### OBJECTIVE
Collect every line below that contains the word "likes".

-- begin RECORDS TO PROCESS --

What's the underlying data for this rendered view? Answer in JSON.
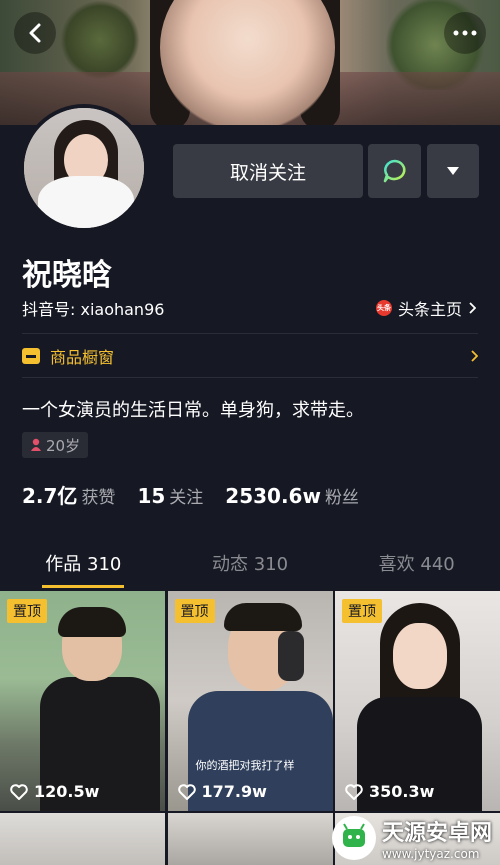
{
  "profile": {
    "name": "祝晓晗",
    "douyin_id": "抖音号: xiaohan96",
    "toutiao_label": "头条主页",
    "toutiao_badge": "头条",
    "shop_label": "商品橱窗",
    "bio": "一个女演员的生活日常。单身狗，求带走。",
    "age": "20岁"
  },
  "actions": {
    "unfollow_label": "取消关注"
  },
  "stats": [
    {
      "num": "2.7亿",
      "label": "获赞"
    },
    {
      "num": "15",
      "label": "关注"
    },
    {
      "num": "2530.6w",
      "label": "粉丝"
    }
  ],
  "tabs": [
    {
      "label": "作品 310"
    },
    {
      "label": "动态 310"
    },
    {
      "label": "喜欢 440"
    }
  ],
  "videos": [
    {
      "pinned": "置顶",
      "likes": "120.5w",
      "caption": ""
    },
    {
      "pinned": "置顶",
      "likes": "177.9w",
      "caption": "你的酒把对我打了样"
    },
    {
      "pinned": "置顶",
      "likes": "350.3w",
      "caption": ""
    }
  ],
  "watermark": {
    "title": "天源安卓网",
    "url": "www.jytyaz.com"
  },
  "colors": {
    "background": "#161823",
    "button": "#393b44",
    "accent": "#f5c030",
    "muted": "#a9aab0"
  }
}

-- end RECORDS TO PROCESS --
-- begin RECORDS TO PROCESS --

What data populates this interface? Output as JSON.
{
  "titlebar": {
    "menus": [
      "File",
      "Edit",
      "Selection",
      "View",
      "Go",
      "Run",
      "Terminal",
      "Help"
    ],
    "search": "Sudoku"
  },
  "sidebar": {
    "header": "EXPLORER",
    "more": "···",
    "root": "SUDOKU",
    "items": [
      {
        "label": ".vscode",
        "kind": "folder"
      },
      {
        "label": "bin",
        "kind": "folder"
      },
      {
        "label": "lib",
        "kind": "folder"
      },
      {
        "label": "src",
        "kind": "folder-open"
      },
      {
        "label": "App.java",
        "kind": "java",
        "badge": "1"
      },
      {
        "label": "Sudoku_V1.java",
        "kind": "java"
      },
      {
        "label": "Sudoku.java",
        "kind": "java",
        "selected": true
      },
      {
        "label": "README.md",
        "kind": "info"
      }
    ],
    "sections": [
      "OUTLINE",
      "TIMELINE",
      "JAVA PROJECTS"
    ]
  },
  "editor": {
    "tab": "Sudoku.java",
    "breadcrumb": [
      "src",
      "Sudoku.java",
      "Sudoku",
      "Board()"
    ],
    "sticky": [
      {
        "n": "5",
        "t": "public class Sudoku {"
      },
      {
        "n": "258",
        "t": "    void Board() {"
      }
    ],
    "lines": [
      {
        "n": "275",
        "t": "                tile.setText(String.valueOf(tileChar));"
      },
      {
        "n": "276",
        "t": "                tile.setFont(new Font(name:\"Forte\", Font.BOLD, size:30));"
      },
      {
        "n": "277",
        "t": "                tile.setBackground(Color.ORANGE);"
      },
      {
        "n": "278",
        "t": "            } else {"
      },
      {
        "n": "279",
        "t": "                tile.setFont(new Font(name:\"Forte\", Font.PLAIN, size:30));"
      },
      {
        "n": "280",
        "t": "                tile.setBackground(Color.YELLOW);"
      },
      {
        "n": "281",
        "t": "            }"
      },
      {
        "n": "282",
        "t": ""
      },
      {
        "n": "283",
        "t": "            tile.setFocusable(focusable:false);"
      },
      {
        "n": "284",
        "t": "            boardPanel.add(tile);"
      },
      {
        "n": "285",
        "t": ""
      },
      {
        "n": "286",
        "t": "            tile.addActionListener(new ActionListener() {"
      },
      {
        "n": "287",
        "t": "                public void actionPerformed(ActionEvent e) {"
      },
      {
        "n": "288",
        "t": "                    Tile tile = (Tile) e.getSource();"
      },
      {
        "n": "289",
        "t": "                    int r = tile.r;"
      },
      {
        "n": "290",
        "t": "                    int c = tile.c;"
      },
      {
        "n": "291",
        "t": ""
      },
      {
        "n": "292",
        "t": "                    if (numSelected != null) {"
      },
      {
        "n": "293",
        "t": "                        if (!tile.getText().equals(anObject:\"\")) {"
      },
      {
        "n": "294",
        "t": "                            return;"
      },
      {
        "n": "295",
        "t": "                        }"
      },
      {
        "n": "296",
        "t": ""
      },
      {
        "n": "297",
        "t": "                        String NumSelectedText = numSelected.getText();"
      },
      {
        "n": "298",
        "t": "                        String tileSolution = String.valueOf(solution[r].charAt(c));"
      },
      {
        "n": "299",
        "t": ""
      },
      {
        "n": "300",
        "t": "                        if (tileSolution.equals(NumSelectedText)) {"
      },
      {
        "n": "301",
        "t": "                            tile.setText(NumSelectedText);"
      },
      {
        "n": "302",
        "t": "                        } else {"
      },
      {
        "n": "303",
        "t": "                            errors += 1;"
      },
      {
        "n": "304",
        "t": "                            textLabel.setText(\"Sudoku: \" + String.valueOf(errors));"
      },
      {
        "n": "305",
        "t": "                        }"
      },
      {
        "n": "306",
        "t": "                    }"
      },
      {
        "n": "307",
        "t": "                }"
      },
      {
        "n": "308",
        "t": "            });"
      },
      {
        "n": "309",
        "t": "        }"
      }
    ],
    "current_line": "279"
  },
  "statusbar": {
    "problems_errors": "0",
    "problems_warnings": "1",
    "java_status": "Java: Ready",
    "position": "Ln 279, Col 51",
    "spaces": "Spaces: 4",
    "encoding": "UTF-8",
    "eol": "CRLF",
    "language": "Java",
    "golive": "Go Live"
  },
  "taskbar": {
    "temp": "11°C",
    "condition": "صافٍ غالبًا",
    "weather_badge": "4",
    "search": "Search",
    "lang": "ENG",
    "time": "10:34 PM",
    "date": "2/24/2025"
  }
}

-- end RECORDS TO PROCESS --

### WRITTEN RESPONSE
      "likes": "120.5w",
      "likes": "177.9w",
      "likes": "350.3w",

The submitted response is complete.